Dataset items:
***
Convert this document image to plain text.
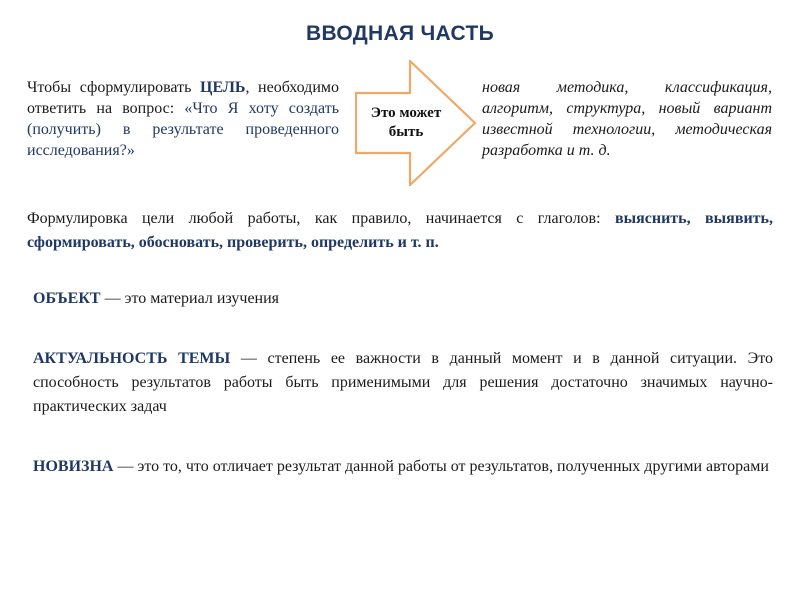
ВВОДНАЯ ЧАСТЬ
Чтобы сформулировать ЦЕЛЬ, необходимо ответить на вопрос: «Что Я хоту создать (получить) в результате проведенного исследования?»
Это может
быть
новая методика, классификация, алгоритм, структура, новый вариант известной технологии, методическая разработка и т. д.
Формулировка цели любой работы, как правило, начинается с глаголов: выяснить, выявить, сформировать, обосновать, проверить, определить и т. п.
ОБЪЕКТ — это материал изучения
АКТУАЛЬНОСТЬ ТЕМЫ — степень ее важности в данный момент и в данной ситуации. Это способность результатов работы быть применимыми для решения достаточно значимых научно-практических задач
НОВИЗНА — это то, что отличает результат данной работы от результатов, полученных другими авторами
***
Give back each entry exactly as it appears, with no pictures.

▶ **Task output**:
Convert this document image to plain text.
ВВОДНАЯ ЧАСТЬ
Чтобы сформулировать ЦЕЛЬ, необходимо ответить на вопрос: «Что Я хоту создать (получить) в результате проведенного исследования?»
Это может
быть
новая методика, классификация, алгоритм, структура, новый вариант известной технологии, методическая разработка и т. д.
Формулировка цели любой работы, как правило, начинается с глаголов: выяснить, выявить, сформировать, обосновать, проверить, определить и т. п.
ОБЪЕКТ — это материал изучения
АКТУАЛЬНОСТЬ ТЕМЫ — степень ее важности в данный момент и в данной ситуации. Это способность результатов работы быть применимыми для решения достаточно значимых научно-практических задач
НОВИЗНА — это то, что отличает результат данной работы от результатов, полученных другими авторами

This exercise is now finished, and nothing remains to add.